[Labeled box lines]
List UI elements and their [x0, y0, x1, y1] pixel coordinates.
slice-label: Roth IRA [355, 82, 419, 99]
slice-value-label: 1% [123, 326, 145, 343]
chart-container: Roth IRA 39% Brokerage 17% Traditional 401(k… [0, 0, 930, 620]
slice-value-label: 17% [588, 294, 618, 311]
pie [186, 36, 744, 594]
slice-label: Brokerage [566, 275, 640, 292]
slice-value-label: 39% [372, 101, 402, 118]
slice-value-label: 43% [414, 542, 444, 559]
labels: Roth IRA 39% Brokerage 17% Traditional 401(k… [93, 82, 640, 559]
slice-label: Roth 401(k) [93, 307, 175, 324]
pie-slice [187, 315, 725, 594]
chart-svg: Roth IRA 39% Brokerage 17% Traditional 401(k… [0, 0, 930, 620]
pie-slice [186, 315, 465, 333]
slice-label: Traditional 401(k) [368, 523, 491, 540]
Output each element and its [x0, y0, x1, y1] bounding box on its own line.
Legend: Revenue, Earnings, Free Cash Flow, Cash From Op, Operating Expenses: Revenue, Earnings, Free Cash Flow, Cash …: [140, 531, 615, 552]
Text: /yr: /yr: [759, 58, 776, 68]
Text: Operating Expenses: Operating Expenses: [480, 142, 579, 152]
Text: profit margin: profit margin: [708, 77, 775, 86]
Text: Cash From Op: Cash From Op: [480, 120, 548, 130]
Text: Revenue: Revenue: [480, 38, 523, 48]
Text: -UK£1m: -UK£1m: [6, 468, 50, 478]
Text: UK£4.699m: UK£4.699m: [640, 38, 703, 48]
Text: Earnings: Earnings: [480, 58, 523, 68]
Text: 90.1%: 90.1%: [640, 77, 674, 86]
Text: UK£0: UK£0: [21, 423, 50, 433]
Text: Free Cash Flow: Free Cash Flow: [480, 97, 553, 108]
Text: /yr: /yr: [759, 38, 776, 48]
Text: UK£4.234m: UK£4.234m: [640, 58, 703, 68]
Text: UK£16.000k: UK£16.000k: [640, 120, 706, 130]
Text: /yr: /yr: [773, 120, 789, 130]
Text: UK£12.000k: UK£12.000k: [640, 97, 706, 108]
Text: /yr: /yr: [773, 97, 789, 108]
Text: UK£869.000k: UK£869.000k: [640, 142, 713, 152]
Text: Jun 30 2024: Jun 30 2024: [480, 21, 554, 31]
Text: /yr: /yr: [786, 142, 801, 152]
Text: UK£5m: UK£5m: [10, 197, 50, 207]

What to produce.
Copy out every one of the lines above, word for word, with nothing changed.

Full output.
List UI elements and their [x0, y0, x1, y1] pixel coordinates.
slice-label: Roth IRA [355, 82, 419, 99]
slice-value-label: 1% [123, 326, 145, 343]
chart-container: Roth IRA 39% Brokerage 17% Traditional 401(k… [0, 0, 930, 620]
slice-value-label: 17% [588, 294, 618, 311]
pie [186, 36, 744, 594]
slice-label: Brokerage [566, 275, 640, 292]
slice-value-label: 39% [372, 101, 402, 118]
slice-value-label: 43% [414, 542, 444, 559]
labels: Roth IRA 39% Brokerage 17% Traditional 401(k… [93, 82, 640, 559]
slice-label: Roth 401(k) [93, 307, 175, 324]
pie-slice [187, 315, 725, 594]
chart-svg: Roth IRA 39% Brokerage 17% Traditional 401(k… [0, 0, 930, 620]
pie-slice [186, 315, 465, 333]
slice-label: Traditional 401(k) [368, 523, 491, 540]
Output each element and its [x0, y0, x1, y1] bounding box on its own line.
Legend: Revenue, Earnings, Free Cash Flow, Cash From Op, Operating Expenses: Revenue, Earnings, Free Cash Flow, Cash …: [140, 531, 615, 552]
Text: /yr: /yr: [759, 58, 776, 68]
Text: Operating Expenses: Operating Expenses: [480, 142, 579, 152]
Text: profit margin: profit margin: [708, 77, 775, 86]
Text: Cash From Op: Cash From Op: [480, 120, 548, 130]
Text: Revenue: Revenue: [480, 38, 523, 48]
Text: -UK£1m: -UK£1m: [6, 468, 50, 478]
Text: UK£4.699m: UK£4.699m: [640, 38, 703, 48]
Text: Earnings: Earnings: [480, 58, 523, 68]
Text: 90.1%: 90.1%: [640, 77, 674, 86]
Text: UK£0: UK£0: [21, 423, 50, 433]
Text: Free Cash Flow: Free Cash Flow: [480, 97, 553, 108]
Text: /yr: /yr: [759, 38, 776, 48]
Text: UK£4.234m: UK£4.234m: [640, 58, 703, 68]
Text: UK£16.000k: UK£16.000k: [640, 120, 706, 130]
Text: /yr: /yr: [773, 120, 789, 130]
Text: UK£12.000k: UK£12.000k: [640, 97, 706, 108]
Text: /yr: /yr: [773, 97, 789, 108]
Text: UK£869.000k: UK£869.000k: [640, 142, 713, 152]
Text: Jun 30 2024: Jun 30 2024: [480, 21, 554, 31]
Text: /yr: /yr: [786, 142, 801, 152]
Text: UK£5m: UK£5m: [10, 197, 50, 207]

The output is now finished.